▶ **Problem description**: Search the material for the string "title" and copy each line where it occurs.

▶ **Record set**:
***
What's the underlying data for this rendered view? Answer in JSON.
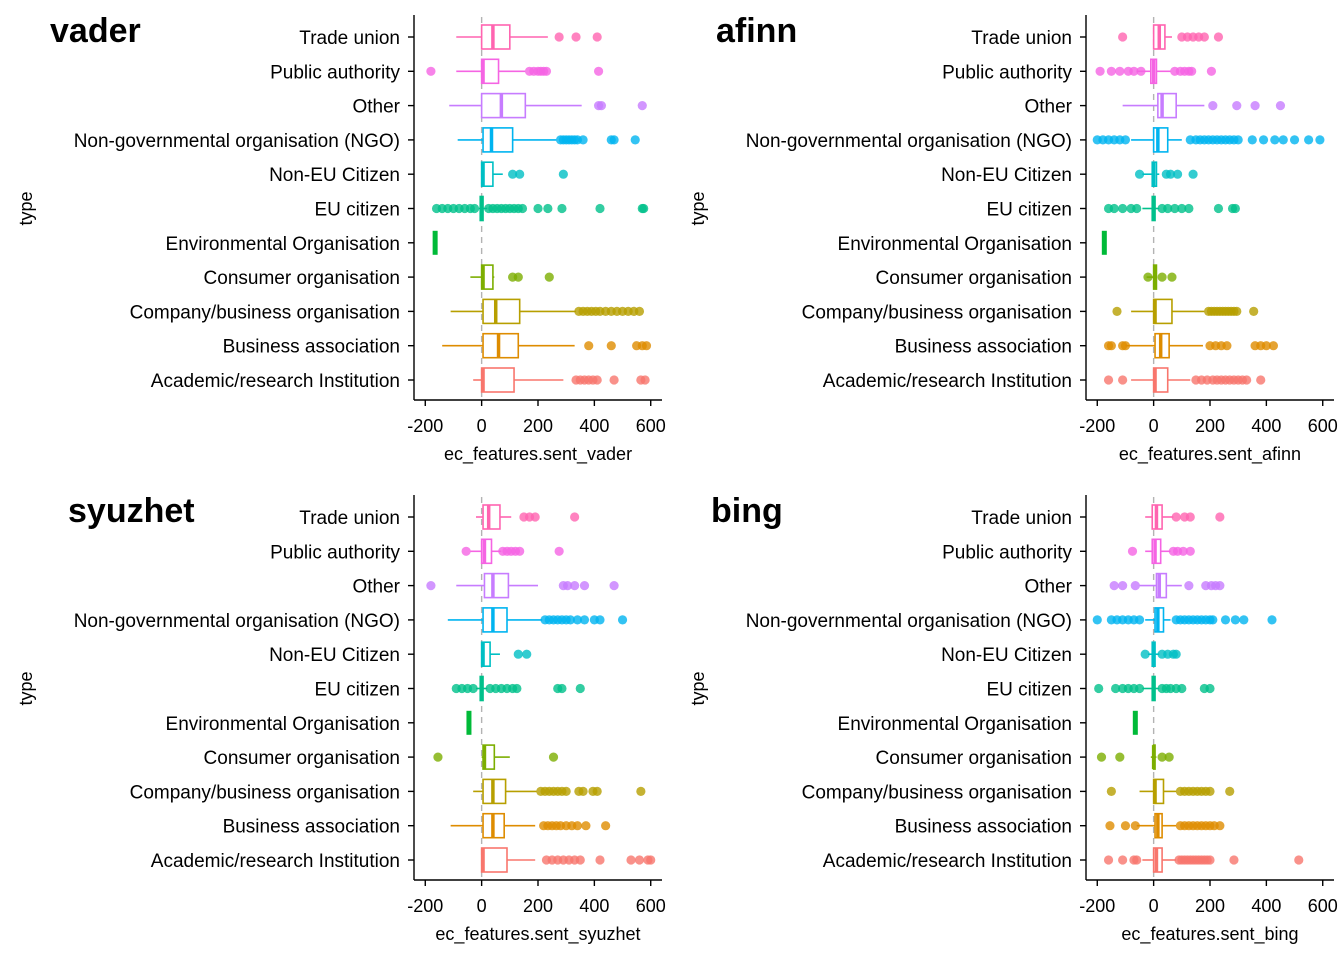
{
  "categories": [
    "Academic/research Institution",
    "Business association",
    "Company/business organisation",
    "Consumer organisation",
    "Environmental Organisation",
    "EU citizen",
    "Non-EU Citizen",
    "Non-governmental organisation (NGO)",
    "Other",
    "Public authority",
    "Trade union"
  ],
  "colors": [
    "#F8766D",
    "#DE8C00",
    "#B79F00",
    "#7CAE00",
    "#00BA38",
    "#00C08B",
    "#00BFC4",
    "#00B4F0",
    "#C77CFF",
    "#F564E3",
    "#FF64B0"
  ],
  "chart_data": [
    {
      "type": "boxplot",
      "title": "vader",
      "xlabel": "ec_features.sent_vader",
      "ylabel": "type",
      "xlim": [
        -240,
        640
      ],
      "xticks": [
        -200,
        0,
        200,
        400,
        600
      ],
      "xtick_labels": [
        "-200",
        "0",
        "200",
        "400",
        "600"
      ],
      "legend": "none",
      "boxes": [
        {
          "whisker": [
            -30,
            290
          ],
          "q1": 0,
          "median": 5,
          "q3": 115,
          "outliers": [
            335,
            350,
            365,
            380,
            395,
            410,
            470,
            565,
            580
          ]
        },
        {
          "whisker": [
            -140,
            330
          ],
          "q1": 5,
          "median": 60,
          "q3": 130,
          "outliers": [
            380,
            460,
            550,
            570,
            585
          ]
        },
        {
          "whisker": [
            -110,
            335
          ],
          "q1": 5,
          "median": 50,
          "q3": 135,
          "outliers": [
            345,
            360,
            375,
            390,
            405,
            420,
            440,
            460,
            480,
            500,
            520,
            540,
            560
          ]
        },
        {
          "whisker": [
            -40,
            45
          ],
          "q1": 0,
          "median": 5,
          "q3": 40,
          "outliers": [
            110,
            130,
            240
          ]
        },
        {
          "whisker": [
            -165,
            -165
          ],
          "q1": -165,
          "median": -165,
          "q3": -165,
          "outliers": []
        },
        {
          "whisker": [
            -10,
            20
          ],
          "q1": -5,
          "median": 0,
          "q3": 5,
          "outliers": [
            -160,
            -140,
            -120,
            -100,
            -80,
            -60,
            -40,
            -25,
            25,
            40,
            55,
            70,
            85,
            100,
            115,
            130,
            145,
            200,
            235,
            285,
            420,
            570,
            575
          ]
        },
        {
          "whisker": [
            0,
            75
          ],
          "q1": 0,
          "median": 5,
          "q3": 40,
          "outliers": [
            110,
            135,
            290
          ]
        },
        {
          "whisker": [
            -85,
            265
          ],
          "q1": 5,
          "median": 35,
          "q3": 110,
          "outliers": [
            280,
            290,
            300,
            310,
            320,
            330,
            340,
            360,
            460,
            470,
            545
          ]
        },
        {
          "whisker": [
            -115,
            355
          ],
          "q1": 0,
          "median": 70,
          "q3": 155,
          "outliers": [
            415,
            425,
            570
          ]
        },
        {
          "whisker": [
            -90,
            155
          ],
          "q1": 0,
          "median": 5,
          "q3": 60,
          "outliers": [
            -180,
            170,
            185,
            200,
            210,
            220,
            230,
            415
          ]
        },
        {
          "whisker": [
            -90,
            235
          ],
          "q1": 0,
          "median": 40,
          "q3": 100,
          "outliers": [
            275,
            335,
            410
          ]
        }
      ]
    },
    {
      "type": "boxplot",
      "title": "afinn",
      "xlabel": "ec_features.sent_afinn",
      "ylabel": "type",
      "xlim": [
        -240,
        640
      ],
      "xticks": [
        -200,
        0,
        200,
        400,
        600
      ],
      "xtick_labels": [
        "-200",
        "0",
        "200",
        "400",
        "600"
      ],
      "legend": "none",
      "boxes": [
        {
          "whisker": [
            -80,
            130
          ],
          "q1": 0,
          "median": 5,
          "q3": 50,
          "outliers": [
            -160,
            -110,
            150,
            170,
            190,
            210,
            225,
            240,
            255,
            270,
            285,
            300,
            315,
            330,
            380
          ]
        },
        {
          "whisker": [
            -100,
            175
          ],
          "q1": 5,
          "median": 25,
          "q3": 55,
          "outliers": [
            -160,
            -150,
            -110,
            -100,
            200,
            220,
            240,
            260,
            360,
            380,
            400,
            425
          ]
        },
        {
          "whisker": [
            -80,
            180
          ],
          "q1": 0,
          "median": 5,
          "q3": 65,
          "outliers": [
            -130,
            195,
            205,
            215,
            225,
            235,
            245,
            255,
            265,
            275,
            285,
            295,
            355
          ]
        },
        {
          "whisker": [
            -25,
            10
          ],
          "q1": 0,
          "median": 5,
          "q3": 10,
          "outliers": [
            -20,
            30,
            65
          ]
        },
        {
          "whisker": [
            -175,
            -175
          ],
          "q1": -175,
          "median": -175,
          "q3": -175,
          "outliers": []
        },
        {
          "whisker": [
            -40,
            20
          ],
          "q1": -5,
          "median": 0,
          "q3": 5,
          "outliers": [
            -160,
            -140,
            -110,
            -80,
            -60,
            30,
            50,
            75,
            100,
            125,
            230,
            280,
            290
          ]
        },
        {
          "whisker": [
            -40,
            20
          ],
          "q1": -5,
          "median": 0,
          "q3": 10,
          "outliers": [
            -50,
            45,
            60,
            85,
            140
          ]
        },
        {
          "whisker": [
            -80,
            100
          ],
          "q1": 0,
          "median": 15,
          "q3": 50,
          "outliers": [
            -200,
            -180,
            -160,
            -140,
            -120,
            -100,
            130,
            150,
            165,
            180,
            195,
            210,
            225,
            240,
            255,
            270,
            285,
            300,
            350,
            390,
            430,
            460,
            500,
            550,
            590
          ]
        },
        {
          "whisker": [
            -110,
            180
          ],
          "q1": 15,
          "median": 30,
          "q3": 80,
          "outliers": [
            210,
            295,
            360,
            450
          ]
        },
        {
          "whisker": [
            -60,
            60
          ],
          "q1": -10,
          "median": 0,
          "q3": 10,
          "outliers": [
            -190,
            -150,
            -120,
            -90,
            -70,
            -45,
            75,
            95,
            110,
            125,
            135,
            205
          ]
        },
        {
          "whisker": [
            0,
            65
          ],
          "q1": 0,
          "median": 20,
          "q3": 40,
          "outliers": [
            -110,
            100,
            120,
            140,
            160,
            180,
            230
          ]
        }
      ]
    },
    {
      "type": "boxplot",
      "title": "syuzhet",
      "xlabel": "ec_features.sent_syuzhet",
      "ylabel": "type",
      "xlim": [
        -240,
        640
      ],
      "xticks": [
        -200,
        0,
        200,
        400,
        600
      ],
      "xtick_labels": [
        "-200",
        "0",
        "200",
        "400",
        "600"
      ],
      "legend": "none",
      "boxes": [
        {
          "whisker": [
            0,
            190
          ],
          "q1": 0,
          "median": 5,
          "q3": 90,
          "outliers": [
            230,
            250,
            270,
            290,
            310,
            330,
            350,
            420,
            530,
            560,
            590,
            600
          ]
        },
        {
          "whisker": [
            -110,
            190
          ],
          "q1": 5,
          "median": 40,
          "q3": 80,
          "outliers": [
            220,
            235,
            250,
            265,
            280,
            300,
            320,
            340,
            370,
            440
          ]
        },
        {
          "whisker": [
            -30,
            195
          ],
          "q1": 5,
          "median": 40,
          "q3": 85,
          "outliers": [
            210,
            225,
            240,
            255,
            270,
            285,
            300,
            345,
            360,
            395,
            410,
            565
          ]
        },
        {
          "whisker": [
            0,
            100
          ],
          "q1": 5,
          "median": 10,
          "q3": 45,
          "outliers": [
            -155,
            255
          ]
        },
        {
          "whisker": [
            -45,
            -45
          ],
          "q1": -45,
          "median": -45,
          "q3": -45,
          "outliers": []
        },
        {
          "whisker": [
            -20,
            20
          ],
          "q1": -5,
          "median": 0,
          "q3": 5,
          "outliers": [
            -90,
            -70,
            -50,
            -30,
            30,
            50,
            70,
            90,
            110,
            125,
            270,
            285,
            350
          ]
        },
        {
          "whisker": [
            0,
            65
          ],
          "q1": 0,
          "median": 5,
          "q3": 30,
          "outliers": [
            130,
            160
          ]
        },
        {
          "whisker": [
            -120,
            215
          ],
          "q1": 5,
          "median": 40,
          "q3": 90,
          "outliers": [
            225,
            240,
            255,
            270,
            285,
            300,
            315,
            340,
            365,
            400,
            420,
            500
          ]
        },
        {
          "whisker": [
            -90,
            200
          ],
          "q1": 10,
          "median": 40,
          "q3": 95,
          "outliers": [
            -180,
            290,
            305,
            330,
            365,
            470
          ]
        },
        {
          "whisker": [
            -40,
            70
          ],
          "q1": 0,
          "median": 10,
          "q3": 35,
          "outliers": [
            -55,
            75,
            90,
            105,
            120,
            135,
            275
          ]
        },
        {
          "whisker": [
            -20,
            105
          ],
          "q1": 5,
          "median": 25,
          "q3": 65,
          "outliers": [
            150,
            170,
            190,
            330
          ]
        }
      ]
    },
    {
      "type": "boxplot",
      "title": "bing",
      "xlabel": "ec_features.sent_bing",
      "ylabel": "type",
      "xlim": [
        -240,
        640
      ],
      "xticks": [
        -200,
        0,
        200,
        400,
        600
      ],
      "xtick_labels": [
        "-200",
        "0",
        "200",
        "400",
        "600"
      ],
      "legend": "none",
      "boxes": [
        {
          "whisker": [
            -40,
            80
          ],
          "q1": 0,
          "median": 10,
          "q3": 30,
          "outliers": [
            -160,
            -110,
            -70,
            -60,
            90,
            100,
            110,
            120,
            130,
            140,
            150,
            160,
            170,
            180,
            190,
            200,
            285,
            515
          ]
        },
        {
          "whisker": [
            -60,
            80
          ],
          "q1": 5,
          "median": 15,
          "q3": 30,
          "outliers": [
            -155,
            -100,
            -65,
            95,
            110,
            125,
            140,
            155,
            170,
            185,
            200,
            215,
            235
          ]
        },
        {
          "whisker": [
            -50,
            80
          ],
          "q1": 0,
          "median": 5,
          "q3": 35,
          "outliers": [
            -150,
            95,
            110,
            125,
            140,
            155,
            170,
            185,
            200,
            270
          ]
        },
        {
          "whisker": [
            -10,
            10
          ],
          "q1": 0,
          "median": 0,
          "q3": 5,
          "outliers": [
            -185,
            -120,
            30,
            55
          ]
        },
        {
          "whisker": [
            -65,
            -65
          ],
          "q1": -65,
          "median": -65,
          "q3": -65,
          "outliers": []
        },
        {
          "whisker": [
            -40,
            20
          ],
          "q1": -5,
          "median": 0,
          "q3": 5,
          "outliers": [
            -195,
            -135,
            -110,
            -90,
            -70,
            -50,
            30,
            45,
            60,
            80,
            100,
            180,
            200
          ]
        },
        {
          "whisker": [
            -20,
            20
          ],
          "q1": -5,
          "median": 0,
          "q3": 5,
          "outliers": [
            -30,
            30,
            50,
            70,
            80
          ]
        },
        {
          "whisker": [
            -30,
            60
          ],
          "q1": 5,
          "median": 15,
          "q3": 35,
          "outliers": [
            -200,
            -150,
            -130,
            -110,
            -90,
            -70,
            -50,
            80,
            95,
            110,
            125,
            140,
            155,
            170,
            185,
            200,
            210,
            255,
            290,
            320,
            420
          ]
        },
        {
          "whisker": [
            -50,
            100
          ],
          "q1": 10,
          "median": 20,
          "q3": 45,
          "outliers": [
            -140,
            -110,
            -65,
            125,
            185,
            205,
            220,
            235
          ]
        },
        {
          "whisker": [
            -30,
            60
          ],
          "q1": -5,
          "median": 5,
          "q3": 25,
          "outliers": [
            -75,
            70,
            85,
            105,
            130
          ]
        },
        {
          "whisker": [
            -30,
            70
          ],
          "q1": -5,
          "median": 10,
          "q3": 30,
          "outliers": [
            80,
            110,
            130,
            235
          ]
        }
      ]
    }
  ]
}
***
▶ **Finished answer**:
      "title": "vader",
      "title": "afinn",
      "title": "syuzhet",
      "title": "bing",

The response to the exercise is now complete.